> _TASK GOAL_
From the entries below, gather every line containing the string "trace".

> _DATA SHOWN_
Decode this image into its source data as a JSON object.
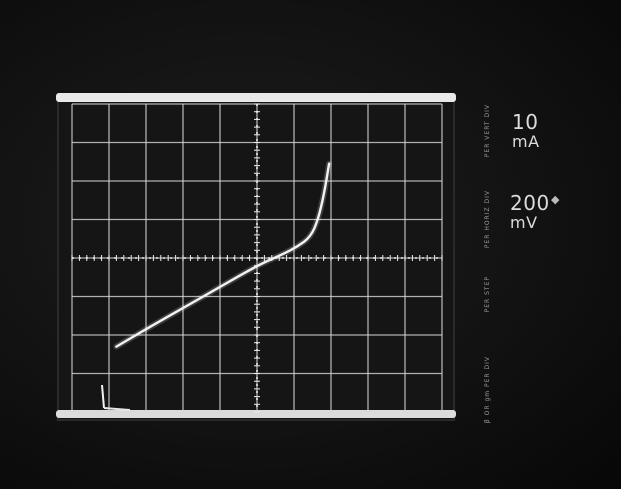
{
  "photo": {
    "subject": "oscilloscope screen with curve trace"
  },
  "scope": {
    "graticule_columns": 10,
    "graticule_rows": 8,
    "trace": [
      [
        -3.8,
        -2.3
      ],
      [
        -3.0,
        -1.85
      ],
      [
        -2.0,
        -1.3
      ],
      [
        -1.0,
        -0.75
      ],
      [
        0.0,
        -0.2
      ],
      [
        0.7,
        0.1
      ],
      [
        1.1,
        0.3
      ],
      [
        1.45,
        0.55
      ],
      [
        1.65,
        1.0
      ],
      [
        1.8,
        1.6
      ],
      [
        1.95,
        2.45
      ]
    ],
    "colors": {
      "trace": "#f2f2f2",
      "grid": "#d8d8d8",
      "background": "#151515"
    }
  },
  "readouts": {
    "vertical": {
      "value": "10",
      "unit": "mA"
    },
    "horizontal": {
      "value": "200",
      "unit": "mV"
    },
    "label_1": "PER VERT DIV",
    "label_2": "PER HORIZ DIV",
    "label_3": "PER STEP",
    "label_4": "β OR gm PER DIV"
  }
}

> _TASK OUTPUT_
    "subject": "oscilloscope screen with curve trace"
    "trace": [
      "trace": "#f2f2f2",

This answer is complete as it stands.